What is needed: Check each line of the listing for the word "this" and give only the number of lines that have it.

+++

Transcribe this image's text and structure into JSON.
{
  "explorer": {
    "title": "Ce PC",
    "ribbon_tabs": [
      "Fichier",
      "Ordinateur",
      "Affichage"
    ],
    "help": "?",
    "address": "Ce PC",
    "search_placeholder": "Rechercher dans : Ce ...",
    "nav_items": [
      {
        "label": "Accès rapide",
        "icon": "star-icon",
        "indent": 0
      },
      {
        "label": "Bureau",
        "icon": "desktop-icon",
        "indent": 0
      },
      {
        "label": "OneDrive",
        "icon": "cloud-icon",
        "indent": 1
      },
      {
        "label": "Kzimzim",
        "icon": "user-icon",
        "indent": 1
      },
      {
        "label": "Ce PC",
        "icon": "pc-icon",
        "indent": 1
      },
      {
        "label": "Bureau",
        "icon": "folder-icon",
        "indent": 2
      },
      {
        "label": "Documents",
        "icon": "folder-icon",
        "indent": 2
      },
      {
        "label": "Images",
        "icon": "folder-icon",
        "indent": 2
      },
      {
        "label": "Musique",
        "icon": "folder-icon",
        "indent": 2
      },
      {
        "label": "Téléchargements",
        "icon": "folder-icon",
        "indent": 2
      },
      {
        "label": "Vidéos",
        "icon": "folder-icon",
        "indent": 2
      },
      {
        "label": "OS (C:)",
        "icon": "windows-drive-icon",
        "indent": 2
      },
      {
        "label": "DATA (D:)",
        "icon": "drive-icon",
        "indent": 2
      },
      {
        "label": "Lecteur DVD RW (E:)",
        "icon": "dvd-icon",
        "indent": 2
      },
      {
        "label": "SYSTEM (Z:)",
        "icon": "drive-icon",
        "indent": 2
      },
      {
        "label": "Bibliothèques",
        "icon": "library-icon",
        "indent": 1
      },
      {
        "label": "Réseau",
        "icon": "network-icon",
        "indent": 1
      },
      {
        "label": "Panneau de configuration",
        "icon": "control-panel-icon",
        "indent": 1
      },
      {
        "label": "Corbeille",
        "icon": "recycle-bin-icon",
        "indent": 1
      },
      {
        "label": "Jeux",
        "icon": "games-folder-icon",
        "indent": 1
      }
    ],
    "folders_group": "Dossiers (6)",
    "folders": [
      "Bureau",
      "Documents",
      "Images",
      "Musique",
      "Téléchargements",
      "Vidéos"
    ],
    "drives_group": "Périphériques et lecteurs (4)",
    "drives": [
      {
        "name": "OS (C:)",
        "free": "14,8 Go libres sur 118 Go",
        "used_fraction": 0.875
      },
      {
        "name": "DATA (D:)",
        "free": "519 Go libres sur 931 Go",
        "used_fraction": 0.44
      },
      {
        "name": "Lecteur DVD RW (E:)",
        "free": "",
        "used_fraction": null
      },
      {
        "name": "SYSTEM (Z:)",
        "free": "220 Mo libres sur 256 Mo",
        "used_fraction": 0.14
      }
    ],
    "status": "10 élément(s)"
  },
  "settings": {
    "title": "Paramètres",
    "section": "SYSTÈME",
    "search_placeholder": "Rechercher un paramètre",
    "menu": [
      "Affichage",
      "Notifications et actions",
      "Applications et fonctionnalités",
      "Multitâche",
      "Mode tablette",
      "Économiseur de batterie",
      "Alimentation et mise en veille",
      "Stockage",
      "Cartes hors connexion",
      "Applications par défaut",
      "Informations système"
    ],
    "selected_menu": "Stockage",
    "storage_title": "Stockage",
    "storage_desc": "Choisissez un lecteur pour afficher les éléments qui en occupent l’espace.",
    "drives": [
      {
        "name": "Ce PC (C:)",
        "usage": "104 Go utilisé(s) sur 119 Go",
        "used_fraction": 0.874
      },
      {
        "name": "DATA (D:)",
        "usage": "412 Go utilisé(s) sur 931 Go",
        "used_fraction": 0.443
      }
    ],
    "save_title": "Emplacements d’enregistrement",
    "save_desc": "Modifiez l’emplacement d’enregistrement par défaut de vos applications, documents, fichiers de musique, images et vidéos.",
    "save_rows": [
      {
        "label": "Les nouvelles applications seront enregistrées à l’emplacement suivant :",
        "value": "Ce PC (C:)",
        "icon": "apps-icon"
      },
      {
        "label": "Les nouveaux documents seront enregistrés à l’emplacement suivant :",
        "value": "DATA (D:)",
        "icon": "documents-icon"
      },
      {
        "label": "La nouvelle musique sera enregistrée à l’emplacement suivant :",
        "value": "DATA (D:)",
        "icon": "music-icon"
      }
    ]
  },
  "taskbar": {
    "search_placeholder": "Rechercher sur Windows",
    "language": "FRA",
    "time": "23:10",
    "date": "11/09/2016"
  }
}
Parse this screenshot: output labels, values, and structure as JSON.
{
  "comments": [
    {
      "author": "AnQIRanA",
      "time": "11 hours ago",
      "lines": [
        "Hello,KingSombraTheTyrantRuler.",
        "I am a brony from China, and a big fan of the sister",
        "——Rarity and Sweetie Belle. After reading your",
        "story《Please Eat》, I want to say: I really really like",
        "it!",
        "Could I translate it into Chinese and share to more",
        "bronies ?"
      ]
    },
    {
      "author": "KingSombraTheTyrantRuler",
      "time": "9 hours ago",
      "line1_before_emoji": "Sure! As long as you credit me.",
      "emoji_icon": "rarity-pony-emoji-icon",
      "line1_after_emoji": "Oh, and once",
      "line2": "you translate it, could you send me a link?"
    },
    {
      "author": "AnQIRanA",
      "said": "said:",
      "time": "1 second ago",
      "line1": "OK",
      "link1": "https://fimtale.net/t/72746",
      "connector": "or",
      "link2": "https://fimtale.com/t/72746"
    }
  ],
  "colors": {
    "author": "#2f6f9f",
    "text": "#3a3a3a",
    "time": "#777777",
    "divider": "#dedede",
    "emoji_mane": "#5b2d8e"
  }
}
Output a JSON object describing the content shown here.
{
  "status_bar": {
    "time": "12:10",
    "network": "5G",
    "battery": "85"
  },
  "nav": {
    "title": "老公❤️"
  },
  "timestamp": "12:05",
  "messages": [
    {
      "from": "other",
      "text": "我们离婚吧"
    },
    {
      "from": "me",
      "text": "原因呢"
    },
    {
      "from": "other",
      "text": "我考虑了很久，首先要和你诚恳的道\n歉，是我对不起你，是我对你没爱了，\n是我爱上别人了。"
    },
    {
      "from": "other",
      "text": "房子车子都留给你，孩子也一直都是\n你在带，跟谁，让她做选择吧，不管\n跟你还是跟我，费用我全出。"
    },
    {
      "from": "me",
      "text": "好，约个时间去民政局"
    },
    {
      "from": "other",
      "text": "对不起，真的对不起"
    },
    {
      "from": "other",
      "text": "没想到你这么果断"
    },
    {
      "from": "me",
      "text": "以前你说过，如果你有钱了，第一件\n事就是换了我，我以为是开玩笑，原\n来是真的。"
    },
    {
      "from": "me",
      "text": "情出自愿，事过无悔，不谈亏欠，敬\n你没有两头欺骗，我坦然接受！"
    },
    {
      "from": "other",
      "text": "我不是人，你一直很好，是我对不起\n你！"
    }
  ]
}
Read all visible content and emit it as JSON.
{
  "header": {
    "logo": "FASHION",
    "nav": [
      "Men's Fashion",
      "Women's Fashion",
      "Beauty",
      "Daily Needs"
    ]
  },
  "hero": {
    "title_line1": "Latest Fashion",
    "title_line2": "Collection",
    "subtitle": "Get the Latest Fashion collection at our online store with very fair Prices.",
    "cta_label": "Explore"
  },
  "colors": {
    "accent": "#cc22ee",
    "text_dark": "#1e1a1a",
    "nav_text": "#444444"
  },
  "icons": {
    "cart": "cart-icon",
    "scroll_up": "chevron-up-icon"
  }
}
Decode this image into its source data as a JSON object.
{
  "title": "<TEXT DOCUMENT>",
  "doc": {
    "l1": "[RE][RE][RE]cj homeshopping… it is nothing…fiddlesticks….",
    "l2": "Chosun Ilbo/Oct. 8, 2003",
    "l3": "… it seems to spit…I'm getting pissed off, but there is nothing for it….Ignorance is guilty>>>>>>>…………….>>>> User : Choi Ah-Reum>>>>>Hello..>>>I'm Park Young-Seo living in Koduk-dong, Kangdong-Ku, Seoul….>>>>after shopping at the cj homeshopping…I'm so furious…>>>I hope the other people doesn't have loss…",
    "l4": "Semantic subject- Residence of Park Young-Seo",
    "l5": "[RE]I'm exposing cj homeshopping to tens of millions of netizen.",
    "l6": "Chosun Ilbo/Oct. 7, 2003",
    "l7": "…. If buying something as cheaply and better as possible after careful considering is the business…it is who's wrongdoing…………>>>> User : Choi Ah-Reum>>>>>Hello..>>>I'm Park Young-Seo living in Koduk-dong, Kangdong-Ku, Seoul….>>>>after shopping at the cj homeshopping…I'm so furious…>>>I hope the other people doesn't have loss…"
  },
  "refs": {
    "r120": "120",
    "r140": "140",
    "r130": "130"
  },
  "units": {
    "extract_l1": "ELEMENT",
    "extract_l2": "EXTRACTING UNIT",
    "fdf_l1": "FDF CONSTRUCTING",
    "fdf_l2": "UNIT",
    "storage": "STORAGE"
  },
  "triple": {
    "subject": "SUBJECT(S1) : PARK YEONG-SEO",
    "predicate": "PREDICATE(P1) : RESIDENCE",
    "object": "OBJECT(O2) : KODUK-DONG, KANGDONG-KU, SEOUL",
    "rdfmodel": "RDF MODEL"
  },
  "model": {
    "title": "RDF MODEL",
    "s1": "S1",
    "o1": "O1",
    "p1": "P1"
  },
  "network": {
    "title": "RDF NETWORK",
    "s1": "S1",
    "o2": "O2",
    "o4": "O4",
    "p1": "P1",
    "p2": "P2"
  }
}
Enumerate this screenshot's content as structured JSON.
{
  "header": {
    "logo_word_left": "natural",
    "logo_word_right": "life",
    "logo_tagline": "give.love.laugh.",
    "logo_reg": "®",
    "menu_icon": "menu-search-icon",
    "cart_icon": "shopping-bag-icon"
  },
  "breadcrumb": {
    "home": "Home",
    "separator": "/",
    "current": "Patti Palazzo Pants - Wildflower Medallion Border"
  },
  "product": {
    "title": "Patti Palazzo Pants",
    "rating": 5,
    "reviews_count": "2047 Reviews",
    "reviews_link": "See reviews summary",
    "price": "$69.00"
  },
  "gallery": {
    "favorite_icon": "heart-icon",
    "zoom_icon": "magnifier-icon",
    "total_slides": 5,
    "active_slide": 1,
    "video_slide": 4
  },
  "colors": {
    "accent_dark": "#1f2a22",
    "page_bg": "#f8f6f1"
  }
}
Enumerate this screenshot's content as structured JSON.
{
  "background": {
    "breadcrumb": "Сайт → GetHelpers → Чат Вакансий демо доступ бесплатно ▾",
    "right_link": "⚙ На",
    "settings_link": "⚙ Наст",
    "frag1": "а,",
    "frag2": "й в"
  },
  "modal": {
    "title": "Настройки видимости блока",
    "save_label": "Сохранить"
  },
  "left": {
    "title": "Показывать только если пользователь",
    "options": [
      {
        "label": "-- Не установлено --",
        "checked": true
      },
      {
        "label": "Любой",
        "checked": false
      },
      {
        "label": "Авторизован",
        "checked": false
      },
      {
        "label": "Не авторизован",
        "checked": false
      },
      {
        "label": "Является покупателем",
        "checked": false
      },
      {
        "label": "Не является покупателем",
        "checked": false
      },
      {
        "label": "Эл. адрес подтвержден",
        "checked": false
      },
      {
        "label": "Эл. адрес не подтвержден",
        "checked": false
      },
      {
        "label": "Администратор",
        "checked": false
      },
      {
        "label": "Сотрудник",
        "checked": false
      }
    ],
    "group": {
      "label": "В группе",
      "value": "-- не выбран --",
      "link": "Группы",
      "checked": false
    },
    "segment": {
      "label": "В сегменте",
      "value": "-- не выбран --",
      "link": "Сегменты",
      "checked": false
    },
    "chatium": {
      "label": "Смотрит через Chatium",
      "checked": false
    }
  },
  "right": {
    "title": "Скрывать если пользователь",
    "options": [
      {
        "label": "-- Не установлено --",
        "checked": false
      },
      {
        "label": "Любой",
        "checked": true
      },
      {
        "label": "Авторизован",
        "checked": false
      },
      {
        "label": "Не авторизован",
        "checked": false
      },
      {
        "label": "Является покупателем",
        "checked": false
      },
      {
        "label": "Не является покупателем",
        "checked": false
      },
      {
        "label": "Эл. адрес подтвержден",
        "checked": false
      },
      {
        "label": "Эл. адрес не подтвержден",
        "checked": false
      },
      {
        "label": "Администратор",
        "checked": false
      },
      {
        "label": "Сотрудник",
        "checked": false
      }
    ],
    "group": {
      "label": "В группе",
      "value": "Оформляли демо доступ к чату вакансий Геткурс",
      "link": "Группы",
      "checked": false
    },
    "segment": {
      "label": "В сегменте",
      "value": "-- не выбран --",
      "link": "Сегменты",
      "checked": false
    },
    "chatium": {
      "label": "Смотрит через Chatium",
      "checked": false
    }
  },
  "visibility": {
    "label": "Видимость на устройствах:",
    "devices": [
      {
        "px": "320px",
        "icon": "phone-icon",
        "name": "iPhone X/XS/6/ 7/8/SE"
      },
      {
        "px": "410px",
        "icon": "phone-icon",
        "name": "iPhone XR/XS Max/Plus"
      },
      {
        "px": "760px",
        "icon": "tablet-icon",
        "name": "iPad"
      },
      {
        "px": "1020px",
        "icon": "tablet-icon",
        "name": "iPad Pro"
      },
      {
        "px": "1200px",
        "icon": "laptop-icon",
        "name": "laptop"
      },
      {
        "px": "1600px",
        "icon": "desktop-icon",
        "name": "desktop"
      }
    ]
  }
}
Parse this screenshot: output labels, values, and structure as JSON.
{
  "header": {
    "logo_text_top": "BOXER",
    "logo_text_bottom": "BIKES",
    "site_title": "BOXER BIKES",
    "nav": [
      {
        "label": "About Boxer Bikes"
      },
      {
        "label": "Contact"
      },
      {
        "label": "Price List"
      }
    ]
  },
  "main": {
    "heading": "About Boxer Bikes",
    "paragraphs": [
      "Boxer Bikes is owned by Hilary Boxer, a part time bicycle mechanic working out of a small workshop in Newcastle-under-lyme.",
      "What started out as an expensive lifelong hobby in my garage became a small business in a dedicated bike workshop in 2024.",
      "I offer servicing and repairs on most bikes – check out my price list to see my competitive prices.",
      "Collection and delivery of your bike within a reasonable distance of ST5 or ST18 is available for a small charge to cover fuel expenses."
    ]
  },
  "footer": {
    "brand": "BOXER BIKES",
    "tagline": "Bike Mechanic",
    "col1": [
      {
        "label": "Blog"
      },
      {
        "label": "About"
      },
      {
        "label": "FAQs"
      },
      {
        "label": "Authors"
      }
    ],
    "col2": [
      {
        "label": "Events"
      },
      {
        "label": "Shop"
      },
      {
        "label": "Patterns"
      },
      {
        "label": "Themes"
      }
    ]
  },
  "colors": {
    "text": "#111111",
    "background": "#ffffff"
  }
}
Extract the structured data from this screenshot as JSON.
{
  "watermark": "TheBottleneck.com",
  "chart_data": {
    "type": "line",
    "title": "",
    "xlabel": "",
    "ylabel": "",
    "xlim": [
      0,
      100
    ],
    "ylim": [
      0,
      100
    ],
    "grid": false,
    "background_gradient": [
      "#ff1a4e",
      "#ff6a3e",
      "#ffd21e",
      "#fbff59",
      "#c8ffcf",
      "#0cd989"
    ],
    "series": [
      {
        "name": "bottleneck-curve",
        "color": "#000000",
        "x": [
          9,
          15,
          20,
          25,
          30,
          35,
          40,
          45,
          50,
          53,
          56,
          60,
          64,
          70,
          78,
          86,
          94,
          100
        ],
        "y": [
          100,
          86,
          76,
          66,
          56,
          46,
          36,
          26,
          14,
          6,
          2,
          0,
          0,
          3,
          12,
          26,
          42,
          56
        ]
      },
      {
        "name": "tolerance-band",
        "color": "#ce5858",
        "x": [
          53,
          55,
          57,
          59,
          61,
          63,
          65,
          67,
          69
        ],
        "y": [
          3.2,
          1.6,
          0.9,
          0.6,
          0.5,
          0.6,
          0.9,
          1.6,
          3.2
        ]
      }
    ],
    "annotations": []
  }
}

+++

Reply: 7